Problem statement = What is the number of lines containing the word "JSON"? Give that number alone.

----

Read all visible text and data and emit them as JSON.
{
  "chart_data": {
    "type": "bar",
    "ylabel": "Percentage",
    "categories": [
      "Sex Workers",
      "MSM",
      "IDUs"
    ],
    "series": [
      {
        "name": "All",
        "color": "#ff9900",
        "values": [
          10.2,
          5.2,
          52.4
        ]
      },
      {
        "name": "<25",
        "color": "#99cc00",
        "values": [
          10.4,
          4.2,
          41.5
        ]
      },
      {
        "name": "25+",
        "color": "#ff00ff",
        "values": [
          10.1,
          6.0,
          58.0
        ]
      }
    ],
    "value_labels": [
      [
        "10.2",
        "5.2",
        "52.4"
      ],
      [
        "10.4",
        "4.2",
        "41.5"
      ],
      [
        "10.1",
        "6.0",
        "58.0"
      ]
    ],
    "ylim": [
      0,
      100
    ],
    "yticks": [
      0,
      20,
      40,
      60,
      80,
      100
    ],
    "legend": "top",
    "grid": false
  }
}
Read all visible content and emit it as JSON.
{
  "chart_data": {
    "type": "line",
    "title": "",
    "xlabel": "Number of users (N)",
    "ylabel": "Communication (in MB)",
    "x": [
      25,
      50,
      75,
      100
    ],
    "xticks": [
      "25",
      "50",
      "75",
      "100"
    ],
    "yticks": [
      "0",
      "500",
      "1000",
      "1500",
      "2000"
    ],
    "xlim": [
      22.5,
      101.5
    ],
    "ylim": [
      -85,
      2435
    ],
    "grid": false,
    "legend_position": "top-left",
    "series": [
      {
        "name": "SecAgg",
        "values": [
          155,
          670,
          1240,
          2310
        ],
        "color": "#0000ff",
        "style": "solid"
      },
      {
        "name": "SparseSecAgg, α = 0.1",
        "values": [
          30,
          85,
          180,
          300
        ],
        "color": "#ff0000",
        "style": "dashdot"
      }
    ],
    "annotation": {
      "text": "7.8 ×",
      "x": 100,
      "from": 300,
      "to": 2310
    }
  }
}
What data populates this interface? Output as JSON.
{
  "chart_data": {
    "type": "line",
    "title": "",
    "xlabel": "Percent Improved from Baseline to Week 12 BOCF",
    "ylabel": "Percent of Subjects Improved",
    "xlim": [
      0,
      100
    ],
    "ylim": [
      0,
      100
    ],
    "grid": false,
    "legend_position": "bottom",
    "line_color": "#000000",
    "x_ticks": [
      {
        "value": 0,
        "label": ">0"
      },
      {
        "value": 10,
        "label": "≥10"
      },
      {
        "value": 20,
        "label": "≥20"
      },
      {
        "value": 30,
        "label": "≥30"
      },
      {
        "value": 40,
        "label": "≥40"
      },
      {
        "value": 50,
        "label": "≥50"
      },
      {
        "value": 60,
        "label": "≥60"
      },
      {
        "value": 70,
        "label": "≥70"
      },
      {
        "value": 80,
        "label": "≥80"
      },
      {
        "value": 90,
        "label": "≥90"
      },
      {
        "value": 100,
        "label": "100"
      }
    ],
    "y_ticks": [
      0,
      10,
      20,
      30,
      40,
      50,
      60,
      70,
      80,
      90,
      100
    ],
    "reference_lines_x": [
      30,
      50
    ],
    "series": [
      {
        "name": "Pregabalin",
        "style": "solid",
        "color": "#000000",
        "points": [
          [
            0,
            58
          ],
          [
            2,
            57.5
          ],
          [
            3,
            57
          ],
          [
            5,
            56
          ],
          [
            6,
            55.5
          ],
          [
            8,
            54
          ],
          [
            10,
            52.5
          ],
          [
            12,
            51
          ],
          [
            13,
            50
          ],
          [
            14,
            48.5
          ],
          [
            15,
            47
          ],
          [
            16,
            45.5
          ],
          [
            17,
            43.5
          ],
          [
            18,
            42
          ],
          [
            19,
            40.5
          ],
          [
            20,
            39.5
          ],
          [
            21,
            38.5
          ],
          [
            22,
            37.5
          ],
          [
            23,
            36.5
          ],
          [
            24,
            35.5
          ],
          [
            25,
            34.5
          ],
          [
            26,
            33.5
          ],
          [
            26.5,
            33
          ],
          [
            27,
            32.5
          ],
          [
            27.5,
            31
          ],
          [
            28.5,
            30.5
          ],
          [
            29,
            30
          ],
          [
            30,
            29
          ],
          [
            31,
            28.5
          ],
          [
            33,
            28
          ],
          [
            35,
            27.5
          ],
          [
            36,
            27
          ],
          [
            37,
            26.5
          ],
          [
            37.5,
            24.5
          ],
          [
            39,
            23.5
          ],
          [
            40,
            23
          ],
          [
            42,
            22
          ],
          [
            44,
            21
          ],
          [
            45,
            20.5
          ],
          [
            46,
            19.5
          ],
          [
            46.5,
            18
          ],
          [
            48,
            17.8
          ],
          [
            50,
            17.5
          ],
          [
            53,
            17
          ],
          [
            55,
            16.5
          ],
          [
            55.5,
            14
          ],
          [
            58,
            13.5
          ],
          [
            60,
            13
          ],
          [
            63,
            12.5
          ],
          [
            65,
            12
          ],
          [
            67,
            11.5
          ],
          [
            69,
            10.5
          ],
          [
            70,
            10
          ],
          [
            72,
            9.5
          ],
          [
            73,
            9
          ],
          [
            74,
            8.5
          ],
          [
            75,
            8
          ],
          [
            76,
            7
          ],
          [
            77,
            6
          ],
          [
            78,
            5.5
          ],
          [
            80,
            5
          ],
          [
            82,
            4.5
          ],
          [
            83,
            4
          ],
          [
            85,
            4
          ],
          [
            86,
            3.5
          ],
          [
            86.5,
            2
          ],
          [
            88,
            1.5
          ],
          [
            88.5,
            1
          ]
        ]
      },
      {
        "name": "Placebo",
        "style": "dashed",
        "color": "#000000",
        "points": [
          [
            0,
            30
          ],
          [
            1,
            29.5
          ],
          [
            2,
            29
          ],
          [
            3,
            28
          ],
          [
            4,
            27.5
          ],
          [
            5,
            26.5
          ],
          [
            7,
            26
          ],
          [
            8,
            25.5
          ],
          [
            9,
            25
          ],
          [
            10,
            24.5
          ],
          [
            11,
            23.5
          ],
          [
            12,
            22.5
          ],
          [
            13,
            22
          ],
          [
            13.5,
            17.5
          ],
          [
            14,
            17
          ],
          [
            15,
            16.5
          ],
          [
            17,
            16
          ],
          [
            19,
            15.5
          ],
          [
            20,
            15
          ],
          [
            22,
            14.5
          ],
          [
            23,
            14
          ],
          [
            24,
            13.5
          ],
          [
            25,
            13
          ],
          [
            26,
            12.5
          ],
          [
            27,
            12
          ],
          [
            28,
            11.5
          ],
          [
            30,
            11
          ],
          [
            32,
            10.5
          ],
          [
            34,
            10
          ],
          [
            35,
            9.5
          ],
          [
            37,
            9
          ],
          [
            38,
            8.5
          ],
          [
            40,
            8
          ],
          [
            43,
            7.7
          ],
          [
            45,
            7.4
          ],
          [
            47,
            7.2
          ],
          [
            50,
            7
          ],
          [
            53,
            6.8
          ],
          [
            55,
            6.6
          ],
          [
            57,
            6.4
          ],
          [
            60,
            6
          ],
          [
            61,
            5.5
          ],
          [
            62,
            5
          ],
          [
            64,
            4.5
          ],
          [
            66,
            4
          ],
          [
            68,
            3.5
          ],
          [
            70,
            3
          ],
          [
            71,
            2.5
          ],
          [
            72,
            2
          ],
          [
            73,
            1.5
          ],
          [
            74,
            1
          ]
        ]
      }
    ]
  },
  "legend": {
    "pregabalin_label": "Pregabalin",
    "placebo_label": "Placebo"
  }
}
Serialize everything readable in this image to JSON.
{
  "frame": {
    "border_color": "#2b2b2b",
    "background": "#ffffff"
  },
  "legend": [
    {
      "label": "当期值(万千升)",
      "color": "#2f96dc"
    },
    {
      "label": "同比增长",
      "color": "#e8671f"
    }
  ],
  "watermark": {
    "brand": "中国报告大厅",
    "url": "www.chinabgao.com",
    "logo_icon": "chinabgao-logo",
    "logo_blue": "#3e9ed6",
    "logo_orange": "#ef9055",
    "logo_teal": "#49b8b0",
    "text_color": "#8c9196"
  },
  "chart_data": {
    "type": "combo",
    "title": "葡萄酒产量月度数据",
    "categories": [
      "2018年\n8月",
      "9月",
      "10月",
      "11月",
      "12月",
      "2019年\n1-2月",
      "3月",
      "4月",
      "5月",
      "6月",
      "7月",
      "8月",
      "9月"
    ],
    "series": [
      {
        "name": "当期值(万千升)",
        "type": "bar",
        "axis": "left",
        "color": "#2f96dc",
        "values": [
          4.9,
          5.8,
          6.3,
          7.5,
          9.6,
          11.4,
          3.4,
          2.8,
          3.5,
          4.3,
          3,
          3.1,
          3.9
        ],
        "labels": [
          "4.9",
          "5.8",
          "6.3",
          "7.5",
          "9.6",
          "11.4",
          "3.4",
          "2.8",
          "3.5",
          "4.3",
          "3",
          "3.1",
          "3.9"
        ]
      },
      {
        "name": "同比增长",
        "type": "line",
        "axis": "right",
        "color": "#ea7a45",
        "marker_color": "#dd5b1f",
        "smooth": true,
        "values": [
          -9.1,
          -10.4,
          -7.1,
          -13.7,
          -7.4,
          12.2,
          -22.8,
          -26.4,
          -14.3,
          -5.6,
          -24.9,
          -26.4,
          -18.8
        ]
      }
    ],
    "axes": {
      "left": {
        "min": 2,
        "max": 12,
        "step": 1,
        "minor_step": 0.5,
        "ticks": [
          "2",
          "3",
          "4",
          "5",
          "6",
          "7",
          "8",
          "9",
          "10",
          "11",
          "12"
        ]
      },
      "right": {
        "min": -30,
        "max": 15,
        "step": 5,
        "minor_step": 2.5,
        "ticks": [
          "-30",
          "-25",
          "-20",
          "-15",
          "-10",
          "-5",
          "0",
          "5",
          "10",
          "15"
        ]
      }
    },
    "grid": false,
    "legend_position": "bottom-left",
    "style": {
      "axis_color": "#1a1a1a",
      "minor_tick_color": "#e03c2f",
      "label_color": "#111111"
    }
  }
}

----

The response = 4